▶ Objective:
Leave out the images and repeat the listing below without a single change.

**** Provided material ****

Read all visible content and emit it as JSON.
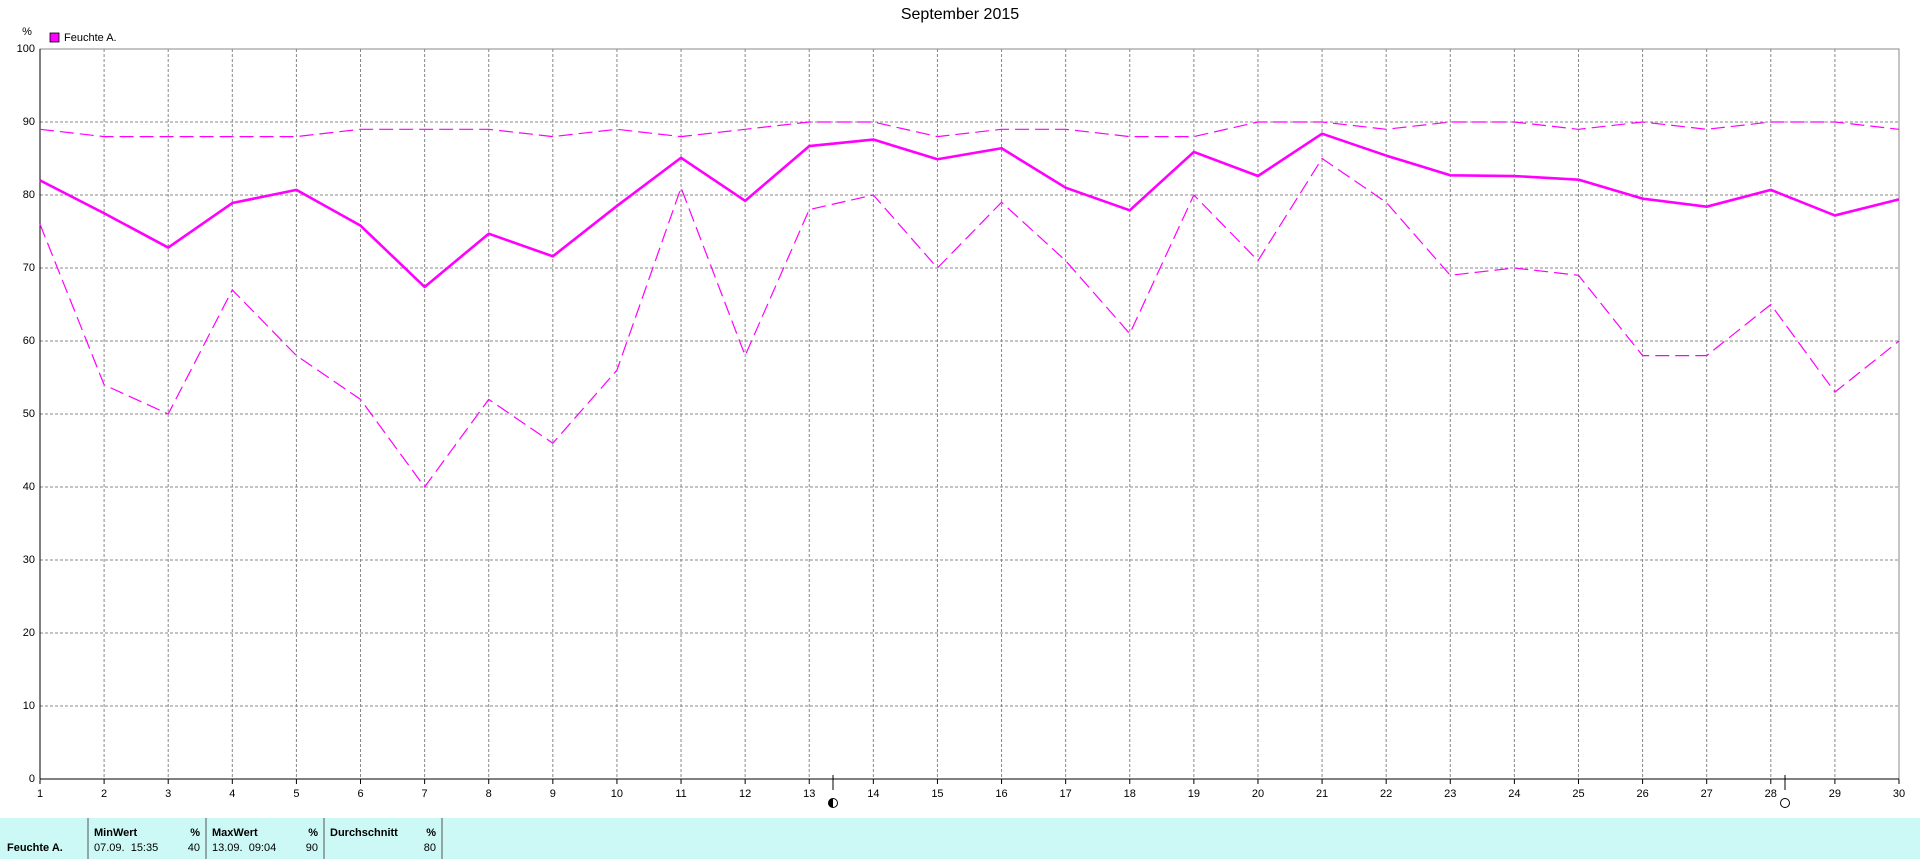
{
  "chart_data": {
    "type": "line",
    "title": "September 2015",
    "y_label": "%",
    "x": [
      1,
      2,
      3,
      4,
      5,
      6,
      7,
      8,
      9,
      10,
      11,
      12,
      13,
      14,
      15,
      16,
      17,
      18,
      19,
      20,
      21,
      22,
      23,
      24,
      25,
      26,
      27,
      28,
      29,
      30
    ],
    "xlim": [
      1,
      30
    ],
    "xticks": [
      1,
      2,
      3,
      4,
      5,
      6,
      7,
      8,
      9,
      10,
      11,
      12,
      13,
      14,
      15,
      16,
      17,
      18,
      19,
      20,
      21,
      22,
      23,
      24,
      25,
      26,
      27,
      28,
      29,
      30
    ],
    "ylim": [
      0,
      100
    ],
    "yticks": [
      0,
      10,
      20,
      30,
      40,
      50,
      60,
      70,
      80,
      90,
      100
    ],
    "grid": true,
    "legend": "top-left",
    "series": [
      {
        "name": "Feuchte A.",
        "color": "#ff00ff",
        "dash": false,
        "values": [
          82,
          77.5,
          72.8,
          78.9,
          80.7,
          75.8,
          67.4,
          74.7,
          71.6,
          78.5,
          85.1,
          79.2,
          86.7,
          87.6,
          84.9,
          86.4,
          81,
          77.9,
          85.9,
          82.6,
          88.4,
          85.4,
          82.7,
          82.6,
          82.1,
          79.5,
          78.4,
          80.7,
          77.2,
          79.4
        ]
      },
      {
        "color": "#ff00ff",
        "dash": true,
        "values": [
          89,
          88,
          88,
          88,
          88,
          89,
          89,
          89,
          88,
          89,
          88,
          89,
          90,
          90,
          88,
          89,
          89,
          88,
          88,
          90,
          90,
          89,
          90,
          90,
          89,
          90,
          89,
          90,
          90,
          89
        ]
      },
      {
        "color": "#ff00ff",
        "dash": true,
        "values": [
          76,
          54,
          50,
          67,
          58,
          52,
          40,
          52,
          46,
          56,
          81,
          58,
          78,
          80,
          70,
          79,
          71,
          61,
          80,
          71,
          85,
          79,
          69,
          70,
          69,
          58,
          58,
          65,
          53,
          60
        ]
      }
    ]
  },
  "stats": {
    "row_name": "Feuchte A.",
    "columns": [
      {
        "label": "MinWert",
        "unit": "%",
        "time": "07.09.  15:35",
        "value": 40
      },
      {
        "label": "MaxWert",
        "unit": "%",
        "time": "13.09.  09:04",
        "value": 90
      },
      {
        "label": "Durchschnitt",
        "unit": "%",
        "value": 80
      }
    ]
  }
}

****

▶ Written answer:
Read all visible content and emit it as JSON.
{
  "chart_data": {
    "type": "line",
    "title": "September 2015",
    "y_label": "%",
    "x": [
      1,
      2,
      3,
      4,
      5,
      6,
      7,
      8,
      9,
      10,
      11,
      12,
      13,
      14,
      15,
      16,
      17,
      18,
      19,
      20,
      21,
      22,
      23,
      24,
      25,
      26,
      27,
      28,
      29,
      30
    ],
    "xlim": [
      1,
      30
    ],
    "xticks": [
      1,
      2,
      3,
      4,
      5,
      6,
      7,
      8,
      9,
      10,
      11,
      12,
      13,
      14,
      15,
      16,
      17,
      18,
      19,
      20,
      21,
      22,
      23,
      24,
      25,
      26,
      27,
      28,
      29,
      30
    ],
    "ylim": [
      0,
      100
    ],
    "yticks": [
      0,
      10,
      20,
      30,
      40,
      50,
      60,
      70,
      80,
      90,
      100
    ],
    "grid": true,
    "legend": "top-left",
    "series": [
      {
        "name": "Feuchte A.",
        "color": "#ff00ff",
        "dash": false,
        "values": [
          82,
          77.5,
          72.8,
          78.9,
          80.7,
          75.8,
          67.4,
          74.7,
          71.6,
          78.5,
          85.1,
          79.2,
          86.7,
          87.6,
          84.9,
          86.4,
          81,
          77.9,
          85.9,
          82.6,
          88.4,
          85.4,
          82.7,
          82.6,
          82.1,
          79.5,
          78.4,
          80.7,
          77.2,
          79.4
        ]
      },
      {
        "color": "#ff00ff",
        "dash": true,
        "values": [
          89,
          88,
          88,
          88,
          88,
          89,
          89,
          89,
          88,
          89,
          88,
          89,
          90,
          90,
          88,
          89,
          89,
          88,
          88,
          90,
          90,
          89,
          90,
          90,
          89,
          90,
          89,
          90,
          90,
          89
        ]
      },
      {
        "color": "#ff00ff",
        "dash": true,
        "values": [
          76,
          54,
          50,
          67,
          58,
          52,
          40,
          52,
          46,
          56,
          81,
          58,
          78,
          80,
          70,
          79,
          71,
          61,
          80,
          71,
          85,
          79,
          69,
          70,
          69,
          58,
          58,
          65,
          53,
          60
        ]
      }
    ]
  },
  "stats": {
    "row_name": "Feuchte A.",
    "columns": [
      {
        "label": "MinWert",
        "unit": "%",
        "time": "07.09.  15:35",
        "value": 40
      },
      {
        "label": "MaxWert",
        "unit": "%",
        "time": "13.09.  09:04",
        "value": 90
      },
      {
        "label": "Durchschnitt",
        "unit": "%",
        "value": 80
      }
    ]
  }
}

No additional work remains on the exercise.